GIVEN REQUEST -
Omit images. Retype all entries verbatim.

EXERCISE MATERIAL -
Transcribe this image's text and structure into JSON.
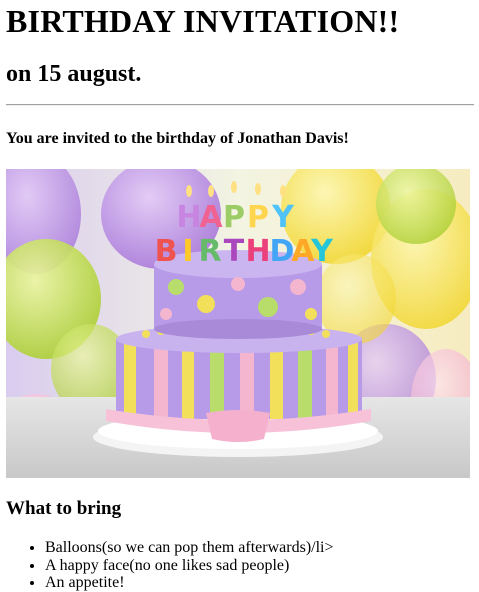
{
  "header": {
    "title": "BIRTHDAY INVITATION!!",
    "date": "on 15 august."
  },
  "invite": {
    "text": "You are invited to the birthday of Jonathan Davis!"
  },
  "photo": {
    "cake_letters": "HAPPY BIRTHDAY"
  },
  "bring": {
    "heading": "What to bring",
    "items": [
      "Balloons(so we can pop them afterwards)/li>",
      "A happy face(no one likes sad people)",
      "An appetite!"
    ]
  },
  "colors": {
    "balloon_purple": "#b98ee2",
    "balloon_green": "#c7e04a",
    "balloon_yellow": "#f5e84a",
    "balloon_pink": "#f5b9d8",
    "cake_lilac": "#b79be8",
    "cake_pink": "#f4b6cf",
    "cake_yellow": "#f3e05a",
    "cake_green": "#b8dd6a"
  }
}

WRITTEN ANSWER -
Transcribe this image's text and structure into JSON.
{
  "header": {
    "title": "BIRTHDAY INVITATION!!",
    "date": "on 15 august."
  },
  "invite": {
    "text": "You are invited to the birthday of Jonathan Davis!"
  },
  "photo": {
    "cake_letters": "HAPPY BIRTHDAY"
  },
  "bring": {
    "heading": "What to bring",
    "items": [
      "Balloons(so we can pop them afterwards)/li>",
      "A happy face(no one likes sad people)",
      "An appetite!"
    ]
  },
  "colors": {
    "balloon_purple": "#b98ee2",
    "balloon_green": "#c7e04a",
    "balloon_yellow": "#f5e84a",
    "balloon_pink": "#f5b9d8",
    "cake_lilac": "#b79be8",
    "cake_pink": "#f4b6cf",
    "cake_yellow": "#f3e05a",
    "cake_green": "#b8dd6a"
  }
}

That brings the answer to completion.